● Aim
Write the listing out again, all of it, word for word.

──────── Data provided ────────

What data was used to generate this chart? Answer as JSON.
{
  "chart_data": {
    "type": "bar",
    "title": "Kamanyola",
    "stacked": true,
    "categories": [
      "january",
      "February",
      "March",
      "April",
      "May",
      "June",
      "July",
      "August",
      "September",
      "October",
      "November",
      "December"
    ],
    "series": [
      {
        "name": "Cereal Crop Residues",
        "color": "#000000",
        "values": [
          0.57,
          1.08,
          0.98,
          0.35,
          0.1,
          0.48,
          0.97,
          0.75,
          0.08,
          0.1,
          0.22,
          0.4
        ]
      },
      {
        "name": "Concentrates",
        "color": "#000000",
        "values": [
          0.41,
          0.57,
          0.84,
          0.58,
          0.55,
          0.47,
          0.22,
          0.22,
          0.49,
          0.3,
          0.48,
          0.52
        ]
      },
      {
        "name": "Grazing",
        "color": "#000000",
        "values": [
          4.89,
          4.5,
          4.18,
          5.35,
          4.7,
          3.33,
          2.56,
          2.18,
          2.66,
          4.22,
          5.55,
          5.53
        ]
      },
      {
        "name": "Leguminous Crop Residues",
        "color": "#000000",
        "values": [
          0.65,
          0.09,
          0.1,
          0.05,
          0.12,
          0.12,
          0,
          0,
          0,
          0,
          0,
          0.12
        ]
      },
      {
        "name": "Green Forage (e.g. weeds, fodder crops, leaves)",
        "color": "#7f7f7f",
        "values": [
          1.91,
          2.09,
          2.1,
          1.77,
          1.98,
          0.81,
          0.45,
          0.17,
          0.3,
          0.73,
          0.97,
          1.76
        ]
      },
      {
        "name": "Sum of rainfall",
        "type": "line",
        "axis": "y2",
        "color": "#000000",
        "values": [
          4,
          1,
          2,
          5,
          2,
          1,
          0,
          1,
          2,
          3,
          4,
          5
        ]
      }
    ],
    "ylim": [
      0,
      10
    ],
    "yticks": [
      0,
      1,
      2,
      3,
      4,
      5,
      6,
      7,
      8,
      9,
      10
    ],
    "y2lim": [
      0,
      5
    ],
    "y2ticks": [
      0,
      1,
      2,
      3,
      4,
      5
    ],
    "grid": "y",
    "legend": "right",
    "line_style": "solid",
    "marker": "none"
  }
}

────────

● Written solution
What data was used to generate this chart? Answer as JSON.
{
  "chart_data": {
    "type": "bar",
    "title": "Kamanyola",
    "stacked": true,
    "categories": [
      "january",
      "February",
      "March",
      "April",
      "May",
      "June",
      "July",
      "August",
      "September",
      "October",
      "November",
      "December"
    ],
    "series": [
      {
        "name": "Cereal Crop Residues",
        "color": "#000000",
        "values": [
          0.57,
          1.08,
          0.98,
          0.35,
          0.1,
          0.48,
          0.97,
          0.75,
          0.08,
          0.1,
          0.22,
          0.4
        ]
      },
      {
        "name": "Concentrates",
        "color": "#000000",
        "values": [
          0.41,
          0.57,
          0.84,
          0.58,
          0.55,
          0.47,
          0.22,
          0.22,
          0.49,
          0.3,
          0.48,
          0.52
        ]
      },
      {
        "name": "Grazing",
        "color": "#000000",
        "values": [
          4.89,
          4.5,
          4.18,
          5.35,
          4.7,
          3.33,
          2.56,
          2.18,
          2.66,
          4.22,
          5.55,
          5.53
        ]
      },
      {
        "name": "Leguminous Crop Residues",
        "color": "#000000",
        "values": [
          0.65,
          0.09,
          0.1,
          0.05,
          0.12,
          0.12,
          0,
          0,
          0,
          0,
          0,
          0.12
        ]
      },
      {
        "name": "Green Forage (e.g. weeds, fodder crops, leaves)",
        "color": "#7f7f7f",
        "values": [
          1.91,
          2.09,
          2.1,
          1.77,
          1.98,
          0.81,
          0.45,
          0.17,
          0.3,
          0.73,
          0.97,
          1.76
        ]
      },
      {
        "name": "Sum of rainfall",
        "type": "line",
        "axis": "y2",
        "color": "#000000",
        "values": [
          4,
          1,
          2,
          5,
          2,
          1,
          0,
          1,
          2,
          3,
          4,
          5
        ]
      }
    ],
    "ylim": [
      0,
      10
    ],
    "yticks": [
      0,
      1,
      2,
      3,
      4,
      5,
      6,
      7,
      8,
      9,
      10
    ],
    "y2lim": [
      0,
      5
    ],
    "y2ticks": [
      0,
      1,
      2,
      3,
      4,
      5
    ],
    "grid": "y",
    "legend": "right",
    "line_style": "solid",
    "marker": "none"
  }
}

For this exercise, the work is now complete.